State how many lines contain the string "сообщение", and write nothing else.

### Supplied entries
## BEGIN
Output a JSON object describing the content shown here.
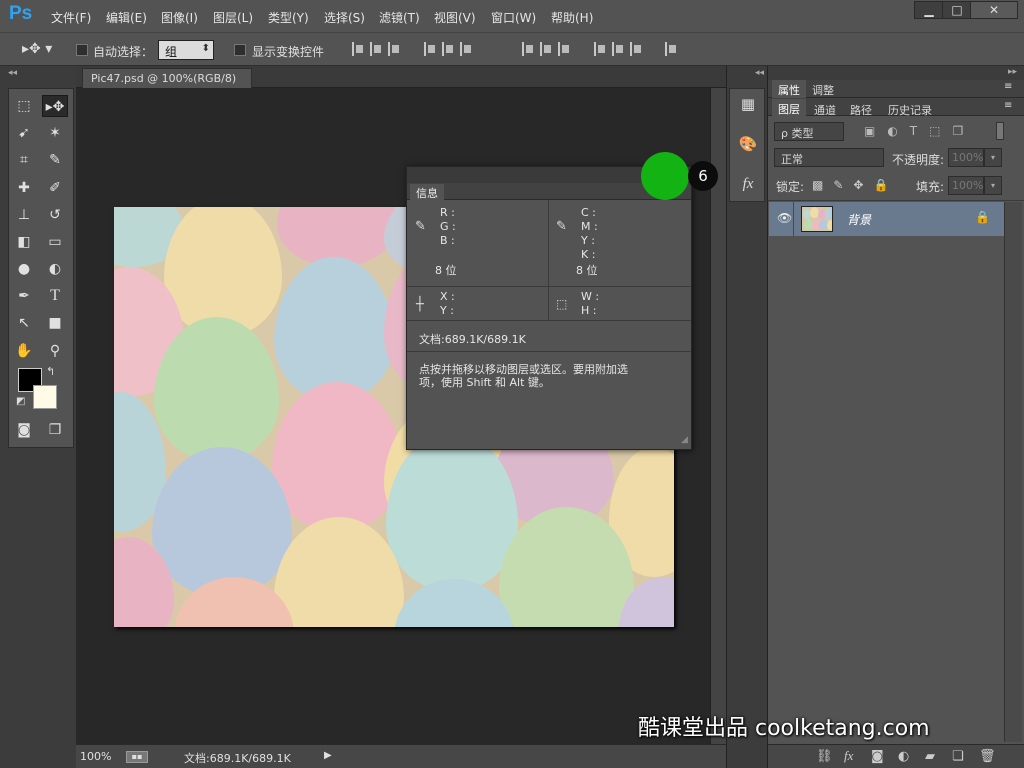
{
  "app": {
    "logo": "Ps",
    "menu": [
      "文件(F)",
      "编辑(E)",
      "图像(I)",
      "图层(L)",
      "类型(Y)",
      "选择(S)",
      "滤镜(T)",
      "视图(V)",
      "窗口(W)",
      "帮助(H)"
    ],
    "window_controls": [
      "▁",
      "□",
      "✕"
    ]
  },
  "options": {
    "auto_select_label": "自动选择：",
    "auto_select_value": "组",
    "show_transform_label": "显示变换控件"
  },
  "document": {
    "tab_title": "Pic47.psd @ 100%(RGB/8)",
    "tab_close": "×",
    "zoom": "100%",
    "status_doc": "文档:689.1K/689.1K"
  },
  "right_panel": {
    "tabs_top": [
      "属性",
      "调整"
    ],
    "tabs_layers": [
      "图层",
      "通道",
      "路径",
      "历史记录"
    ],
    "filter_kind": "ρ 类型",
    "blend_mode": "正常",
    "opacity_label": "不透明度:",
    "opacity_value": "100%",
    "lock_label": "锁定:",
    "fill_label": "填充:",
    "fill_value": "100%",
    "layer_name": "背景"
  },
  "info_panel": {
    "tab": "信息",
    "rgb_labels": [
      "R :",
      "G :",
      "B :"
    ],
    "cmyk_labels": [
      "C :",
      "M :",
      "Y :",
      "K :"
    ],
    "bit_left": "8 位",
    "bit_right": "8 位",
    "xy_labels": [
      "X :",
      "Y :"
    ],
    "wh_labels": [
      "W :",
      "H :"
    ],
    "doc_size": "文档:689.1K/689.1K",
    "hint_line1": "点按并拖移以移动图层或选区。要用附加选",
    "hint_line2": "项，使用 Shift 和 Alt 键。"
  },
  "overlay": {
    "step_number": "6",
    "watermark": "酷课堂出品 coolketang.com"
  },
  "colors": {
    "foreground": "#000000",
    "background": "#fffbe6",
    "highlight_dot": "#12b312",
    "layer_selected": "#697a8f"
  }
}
## END
## BEGIN
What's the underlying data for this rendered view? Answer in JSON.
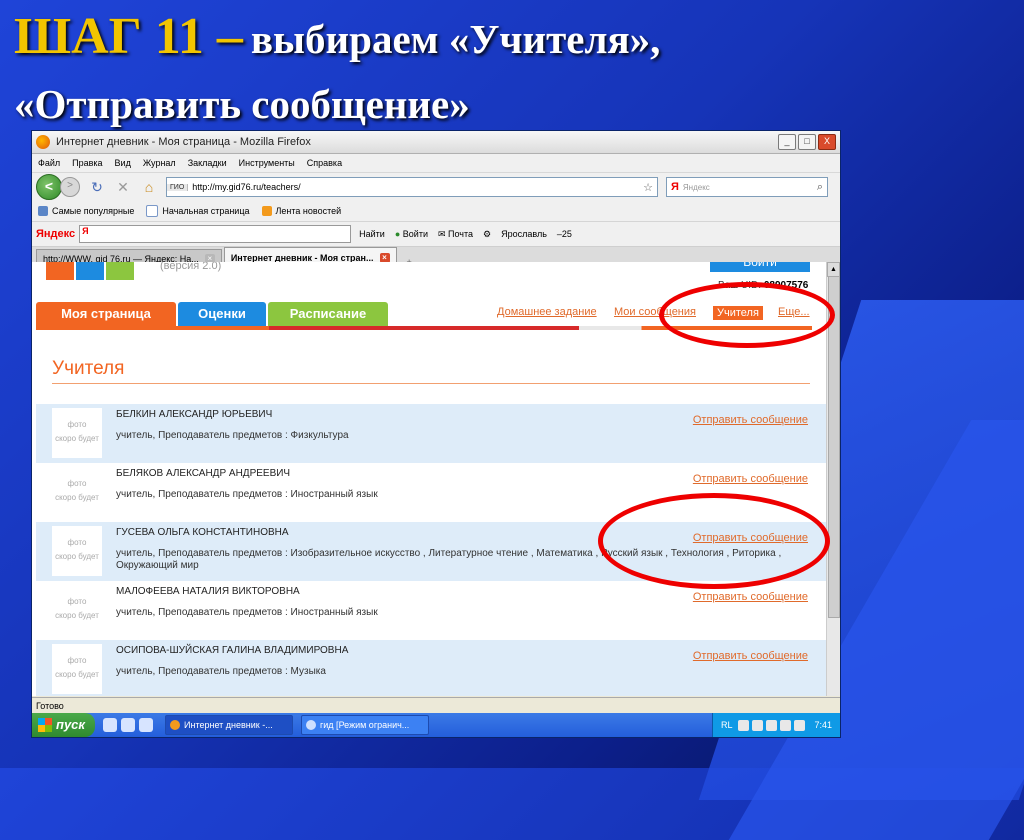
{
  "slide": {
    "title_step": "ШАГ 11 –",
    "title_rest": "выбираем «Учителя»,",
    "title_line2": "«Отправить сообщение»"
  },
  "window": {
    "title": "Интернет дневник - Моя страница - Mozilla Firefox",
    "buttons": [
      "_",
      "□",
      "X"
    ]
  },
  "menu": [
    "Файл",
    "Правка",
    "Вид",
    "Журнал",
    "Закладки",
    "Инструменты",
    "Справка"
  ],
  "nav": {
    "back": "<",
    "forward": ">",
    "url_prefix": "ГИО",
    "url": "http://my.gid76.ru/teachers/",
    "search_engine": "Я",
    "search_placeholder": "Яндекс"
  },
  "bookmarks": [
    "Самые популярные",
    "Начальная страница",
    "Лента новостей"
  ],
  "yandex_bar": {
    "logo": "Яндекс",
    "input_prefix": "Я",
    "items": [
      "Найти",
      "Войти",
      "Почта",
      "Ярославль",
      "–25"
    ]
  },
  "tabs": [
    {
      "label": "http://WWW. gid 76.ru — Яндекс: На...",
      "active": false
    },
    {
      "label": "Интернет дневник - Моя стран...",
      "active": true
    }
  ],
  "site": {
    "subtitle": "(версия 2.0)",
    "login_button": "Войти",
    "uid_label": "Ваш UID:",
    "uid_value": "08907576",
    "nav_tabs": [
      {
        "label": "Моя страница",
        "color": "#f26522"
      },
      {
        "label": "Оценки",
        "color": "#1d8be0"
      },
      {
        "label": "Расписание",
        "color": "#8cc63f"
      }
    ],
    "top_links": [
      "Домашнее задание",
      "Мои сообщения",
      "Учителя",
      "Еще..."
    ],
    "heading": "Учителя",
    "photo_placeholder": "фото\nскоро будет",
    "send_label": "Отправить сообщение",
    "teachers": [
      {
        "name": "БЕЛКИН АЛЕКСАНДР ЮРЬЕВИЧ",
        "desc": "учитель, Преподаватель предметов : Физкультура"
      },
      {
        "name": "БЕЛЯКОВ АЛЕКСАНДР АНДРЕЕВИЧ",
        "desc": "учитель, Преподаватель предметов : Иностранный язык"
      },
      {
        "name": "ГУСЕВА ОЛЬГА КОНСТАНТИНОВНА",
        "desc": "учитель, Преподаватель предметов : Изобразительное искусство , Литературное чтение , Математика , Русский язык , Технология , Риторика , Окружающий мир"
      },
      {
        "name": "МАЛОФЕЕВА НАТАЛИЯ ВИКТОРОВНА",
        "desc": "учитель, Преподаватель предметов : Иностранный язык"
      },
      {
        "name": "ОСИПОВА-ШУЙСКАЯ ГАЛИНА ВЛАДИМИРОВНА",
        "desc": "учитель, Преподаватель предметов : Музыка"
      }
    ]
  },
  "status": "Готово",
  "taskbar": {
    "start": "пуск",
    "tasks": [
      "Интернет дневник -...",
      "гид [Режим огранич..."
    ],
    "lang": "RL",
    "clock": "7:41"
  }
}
## END
### Solution to this task
2